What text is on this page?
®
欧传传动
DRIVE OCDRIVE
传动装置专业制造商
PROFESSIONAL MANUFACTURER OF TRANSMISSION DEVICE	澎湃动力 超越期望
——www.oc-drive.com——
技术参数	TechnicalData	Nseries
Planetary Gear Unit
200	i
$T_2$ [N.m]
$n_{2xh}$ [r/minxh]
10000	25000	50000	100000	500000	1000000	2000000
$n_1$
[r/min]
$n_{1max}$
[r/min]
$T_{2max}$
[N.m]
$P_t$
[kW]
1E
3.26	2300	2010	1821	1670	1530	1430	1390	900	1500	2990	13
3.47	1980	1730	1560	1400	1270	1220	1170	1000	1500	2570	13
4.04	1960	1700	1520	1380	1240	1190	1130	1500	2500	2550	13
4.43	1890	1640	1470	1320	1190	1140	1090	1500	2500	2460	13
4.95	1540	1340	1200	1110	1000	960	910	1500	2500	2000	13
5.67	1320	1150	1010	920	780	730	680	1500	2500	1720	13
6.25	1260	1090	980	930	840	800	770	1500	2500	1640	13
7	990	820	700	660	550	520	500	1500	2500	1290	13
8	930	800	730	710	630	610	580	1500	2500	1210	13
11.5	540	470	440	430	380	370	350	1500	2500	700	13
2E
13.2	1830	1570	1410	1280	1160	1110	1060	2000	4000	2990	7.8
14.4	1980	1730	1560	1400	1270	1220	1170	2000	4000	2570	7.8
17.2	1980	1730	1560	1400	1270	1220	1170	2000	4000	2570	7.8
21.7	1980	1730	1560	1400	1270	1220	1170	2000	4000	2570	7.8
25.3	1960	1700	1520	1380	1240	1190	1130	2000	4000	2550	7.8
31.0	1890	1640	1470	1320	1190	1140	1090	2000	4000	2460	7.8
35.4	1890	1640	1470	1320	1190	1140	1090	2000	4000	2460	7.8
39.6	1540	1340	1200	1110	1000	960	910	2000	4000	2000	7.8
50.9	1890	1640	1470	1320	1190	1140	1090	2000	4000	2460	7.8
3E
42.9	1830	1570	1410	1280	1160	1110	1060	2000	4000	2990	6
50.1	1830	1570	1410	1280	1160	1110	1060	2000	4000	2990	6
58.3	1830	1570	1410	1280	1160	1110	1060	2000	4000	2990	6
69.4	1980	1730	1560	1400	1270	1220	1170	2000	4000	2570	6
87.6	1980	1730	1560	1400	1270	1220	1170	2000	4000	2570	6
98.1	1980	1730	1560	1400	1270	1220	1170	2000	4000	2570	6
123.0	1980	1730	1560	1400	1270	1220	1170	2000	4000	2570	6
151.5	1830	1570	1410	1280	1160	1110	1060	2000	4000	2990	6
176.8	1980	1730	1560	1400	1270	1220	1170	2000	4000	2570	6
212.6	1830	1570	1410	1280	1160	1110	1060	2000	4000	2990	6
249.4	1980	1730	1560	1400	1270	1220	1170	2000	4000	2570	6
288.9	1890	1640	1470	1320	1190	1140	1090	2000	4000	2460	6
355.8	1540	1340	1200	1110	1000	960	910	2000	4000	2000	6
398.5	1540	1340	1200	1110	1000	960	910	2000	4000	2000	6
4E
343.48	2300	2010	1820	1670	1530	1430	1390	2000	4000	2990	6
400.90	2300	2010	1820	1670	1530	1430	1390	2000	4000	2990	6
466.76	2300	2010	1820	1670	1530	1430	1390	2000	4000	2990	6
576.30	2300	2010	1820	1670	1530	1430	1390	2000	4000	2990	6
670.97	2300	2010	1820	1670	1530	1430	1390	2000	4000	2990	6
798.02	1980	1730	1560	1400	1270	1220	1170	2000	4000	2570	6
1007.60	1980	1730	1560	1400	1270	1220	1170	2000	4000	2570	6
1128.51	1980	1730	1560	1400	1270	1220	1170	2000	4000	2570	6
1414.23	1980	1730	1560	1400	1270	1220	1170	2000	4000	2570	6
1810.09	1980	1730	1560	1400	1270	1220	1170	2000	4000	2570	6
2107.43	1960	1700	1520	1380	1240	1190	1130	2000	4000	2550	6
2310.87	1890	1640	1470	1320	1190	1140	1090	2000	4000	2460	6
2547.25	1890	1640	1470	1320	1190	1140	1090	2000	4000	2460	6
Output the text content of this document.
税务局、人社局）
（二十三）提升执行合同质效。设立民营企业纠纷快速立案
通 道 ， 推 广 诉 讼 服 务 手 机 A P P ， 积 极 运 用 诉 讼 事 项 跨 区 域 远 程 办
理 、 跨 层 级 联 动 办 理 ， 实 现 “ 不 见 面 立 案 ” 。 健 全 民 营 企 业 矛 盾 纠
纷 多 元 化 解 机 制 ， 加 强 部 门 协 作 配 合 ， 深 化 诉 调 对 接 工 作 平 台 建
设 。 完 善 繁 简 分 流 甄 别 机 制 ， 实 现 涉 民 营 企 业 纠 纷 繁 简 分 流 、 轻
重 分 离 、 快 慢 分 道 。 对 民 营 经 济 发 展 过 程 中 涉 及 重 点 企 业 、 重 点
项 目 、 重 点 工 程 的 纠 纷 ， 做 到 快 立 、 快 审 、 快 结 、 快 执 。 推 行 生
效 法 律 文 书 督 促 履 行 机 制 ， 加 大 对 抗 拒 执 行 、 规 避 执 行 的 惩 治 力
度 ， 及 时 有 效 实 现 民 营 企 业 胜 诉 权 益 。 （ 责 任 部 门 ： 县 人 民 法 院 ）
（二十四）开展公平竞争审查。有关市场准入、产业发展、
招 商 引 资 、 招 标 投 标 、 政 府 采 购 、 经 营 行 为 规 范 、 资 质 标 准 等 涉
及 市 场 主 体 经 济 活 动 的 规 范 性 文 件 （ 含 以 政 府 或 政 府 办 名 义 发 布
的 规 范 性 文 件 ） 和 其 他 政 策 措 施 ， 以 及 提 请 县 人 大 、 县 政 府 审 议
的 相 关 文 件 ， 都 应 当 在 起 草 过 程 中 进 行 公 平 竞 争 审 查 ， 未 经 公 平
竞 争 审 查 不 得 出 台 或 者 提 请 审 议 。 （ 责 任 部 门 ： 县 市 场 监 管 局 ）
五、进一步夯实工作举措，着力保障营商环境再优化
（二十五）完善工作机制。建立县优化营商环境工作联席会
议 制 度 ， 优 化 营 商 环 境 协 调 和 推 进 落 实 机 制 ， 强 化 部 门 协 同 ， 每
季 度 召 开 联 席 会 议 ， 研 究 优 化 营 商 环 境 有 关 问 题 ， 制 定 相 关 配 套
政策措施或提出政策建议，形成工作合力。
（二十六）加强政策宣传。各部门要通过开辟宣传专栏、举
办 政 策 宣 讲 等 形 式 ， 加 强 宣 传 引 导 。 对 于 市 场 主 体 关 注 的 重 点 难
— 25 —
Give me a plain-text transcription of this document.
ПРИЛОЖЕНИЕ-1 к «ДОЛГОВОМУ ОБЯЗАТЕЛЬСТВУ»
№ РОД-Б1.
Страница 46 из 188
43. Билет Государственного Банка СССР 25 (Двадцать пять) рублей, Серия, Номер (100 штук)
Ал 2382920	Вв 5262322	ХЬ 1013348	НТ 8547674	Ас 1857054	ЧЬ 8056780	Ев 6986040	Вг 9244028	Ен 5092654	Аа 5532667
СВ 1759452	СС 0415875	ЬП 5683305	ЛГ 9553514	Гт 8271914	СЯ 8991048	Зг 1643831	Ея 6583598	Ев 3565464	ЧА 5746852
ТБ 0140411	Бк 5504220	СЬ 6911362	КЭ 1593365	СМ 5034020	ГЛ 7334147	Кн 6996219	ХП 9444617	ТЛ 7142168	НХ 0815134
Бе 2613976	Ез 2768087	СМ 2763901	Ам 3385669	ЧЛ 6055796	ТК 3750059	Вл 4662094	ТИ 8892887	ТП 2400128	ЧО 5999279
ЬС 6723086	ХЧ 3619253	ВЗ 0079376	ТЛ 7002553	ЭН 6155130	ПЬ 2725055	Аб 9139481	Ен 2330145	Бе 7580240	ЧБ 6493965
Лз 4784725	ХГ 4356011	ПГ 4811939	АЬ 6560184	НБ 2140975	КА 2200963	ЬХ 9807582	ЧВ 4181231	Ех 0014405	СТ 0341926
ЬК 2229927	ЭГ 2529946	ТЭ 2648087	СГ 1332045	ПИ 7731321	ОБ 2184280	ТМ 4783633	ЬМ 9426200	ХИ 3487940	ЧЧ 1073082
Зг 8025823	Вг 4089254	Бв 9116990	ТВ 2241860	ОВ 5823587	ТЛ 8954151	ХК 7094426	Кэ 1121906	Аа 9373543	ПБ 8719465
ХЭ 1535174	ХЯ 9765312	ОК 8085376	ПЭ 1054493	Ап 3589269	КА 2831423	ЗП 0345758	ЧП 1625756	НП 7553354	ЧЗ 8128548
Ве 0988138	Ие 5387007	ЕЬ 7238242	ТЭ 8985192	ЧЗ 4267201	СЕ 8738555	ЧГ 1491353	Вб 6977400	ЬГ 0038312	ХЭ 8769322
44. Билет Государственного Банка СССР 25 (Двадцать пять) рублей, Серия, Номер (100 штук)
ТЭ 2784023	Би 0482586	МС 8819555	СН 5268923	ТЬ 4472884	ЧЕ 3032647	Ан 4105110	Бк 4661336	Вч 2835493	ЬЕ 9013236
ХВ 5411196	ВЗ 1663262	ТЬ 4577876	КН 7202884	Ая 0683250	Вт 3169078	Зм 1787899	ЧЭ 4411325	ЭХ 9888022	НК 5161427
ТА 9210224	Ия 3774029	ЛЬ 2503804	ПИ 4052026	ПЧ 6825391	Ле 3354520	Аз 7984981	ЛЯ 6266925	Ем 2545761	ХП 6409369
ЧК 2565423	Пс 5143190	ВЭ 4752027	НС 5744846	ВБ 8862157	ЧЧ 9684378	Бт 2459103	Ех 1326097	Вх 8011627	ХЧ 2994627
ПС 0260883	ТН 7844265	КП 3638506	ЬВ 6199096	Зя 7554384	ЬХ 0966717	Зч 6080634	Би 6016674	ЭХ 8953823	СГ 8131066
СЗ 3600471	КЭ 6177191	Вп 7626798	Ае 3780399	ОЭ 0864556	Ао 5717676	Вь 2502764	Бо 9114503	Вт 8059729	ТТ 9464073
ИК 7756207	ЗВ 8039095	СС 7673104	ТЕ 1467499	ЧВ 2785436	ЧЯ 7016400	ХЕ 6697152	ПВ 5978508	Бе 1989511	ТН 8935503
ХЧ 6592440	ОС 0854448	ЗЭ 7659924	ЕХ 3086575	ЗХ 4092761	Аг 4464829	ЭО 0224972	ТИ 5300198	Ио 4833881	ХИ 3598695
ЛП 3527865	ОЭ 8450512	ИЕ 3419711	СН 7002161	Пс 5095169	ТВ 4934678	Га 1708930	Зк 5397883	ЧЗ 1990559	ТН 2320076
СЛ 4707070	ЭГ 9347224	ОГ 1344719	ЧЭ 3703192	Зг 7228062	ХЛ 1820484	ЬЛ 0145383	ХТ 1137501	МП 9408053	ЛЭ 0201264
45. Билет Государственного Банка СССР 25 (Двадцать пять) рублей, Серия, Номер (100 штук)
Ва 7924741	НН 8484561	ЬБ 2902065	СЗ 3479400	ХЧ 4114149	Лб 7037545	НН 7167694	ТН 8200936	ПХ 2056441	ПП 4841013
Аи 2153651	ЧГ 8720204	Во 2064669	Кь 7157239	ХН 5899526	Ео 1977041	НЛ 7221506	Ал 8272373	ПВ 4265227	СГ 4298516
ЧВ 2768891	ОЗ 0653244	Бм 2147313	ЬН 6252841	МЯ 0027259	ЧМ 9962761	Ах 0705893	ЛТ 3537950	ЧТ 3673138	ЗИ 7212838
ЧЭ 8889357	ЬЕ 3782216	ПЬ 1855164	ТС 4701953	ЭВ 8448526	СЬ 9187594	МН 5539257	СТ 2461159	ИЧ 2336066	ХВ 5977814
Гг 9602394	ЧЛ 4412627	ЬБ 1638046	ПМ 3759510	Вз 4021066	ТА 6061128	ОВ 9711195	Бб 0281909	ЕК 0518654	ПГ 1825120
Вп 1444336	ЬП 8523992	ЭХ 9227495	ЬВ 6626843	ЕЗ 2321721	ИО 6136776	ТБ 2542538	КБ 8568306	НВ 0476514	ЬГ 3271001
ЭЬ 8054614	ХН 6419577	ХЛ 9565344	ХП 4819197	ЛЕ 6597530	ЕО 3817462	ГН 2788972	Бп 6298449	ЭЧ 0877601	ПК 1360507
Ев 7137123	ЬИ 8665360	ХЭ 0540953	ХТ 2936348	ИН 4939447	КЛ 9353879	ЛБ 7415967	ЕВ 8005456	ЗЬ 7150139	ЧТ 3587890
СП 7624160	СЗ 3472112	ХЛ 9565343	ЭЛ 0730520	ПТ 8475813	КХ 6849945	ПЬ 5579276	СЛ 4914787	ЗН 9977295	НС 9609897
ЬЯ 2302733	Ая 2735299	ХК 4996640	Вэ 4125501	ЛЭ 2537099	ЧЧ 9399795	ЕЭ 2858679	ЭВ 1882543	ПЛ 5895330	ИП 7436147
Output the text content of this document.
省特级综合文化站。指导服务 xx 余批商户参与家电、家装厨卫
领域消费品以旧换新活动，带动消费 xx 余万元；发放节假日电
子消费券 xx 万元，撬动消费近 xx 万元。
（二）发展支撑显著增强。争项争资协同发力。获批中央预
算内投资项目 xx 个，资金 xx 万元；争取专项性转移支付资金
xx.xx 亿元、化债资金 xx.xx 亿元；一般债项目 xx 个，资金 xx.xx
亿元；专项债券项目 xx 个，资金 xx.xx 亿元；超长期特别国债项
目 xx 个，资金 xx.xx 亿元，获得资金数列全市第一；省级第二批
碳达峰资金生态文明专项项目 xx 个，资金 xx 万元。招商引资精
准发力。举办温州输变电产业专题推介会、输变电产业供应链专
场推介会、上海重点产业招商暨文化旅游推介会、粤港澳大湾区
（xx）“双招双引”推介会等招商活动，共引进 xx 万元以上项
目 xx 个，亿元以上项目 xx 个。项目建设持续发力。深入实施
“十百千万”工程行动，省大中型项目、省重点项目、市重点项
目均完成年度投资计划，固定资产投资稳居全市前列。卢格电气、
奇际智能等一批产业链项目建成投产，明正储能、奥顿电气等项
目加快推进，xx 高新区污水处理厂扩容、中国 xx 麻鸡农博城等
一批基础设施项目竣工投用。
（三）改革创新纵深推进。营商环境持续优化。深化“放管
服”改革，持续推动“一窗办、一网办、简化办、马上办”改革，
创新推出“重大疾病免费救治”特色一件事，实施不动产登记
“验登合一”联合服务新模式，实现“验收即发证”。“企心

────────

- **Task requirements**: Say how many lines in the entries contain the string "Банка", and say nothing else.

- **Output below**: 3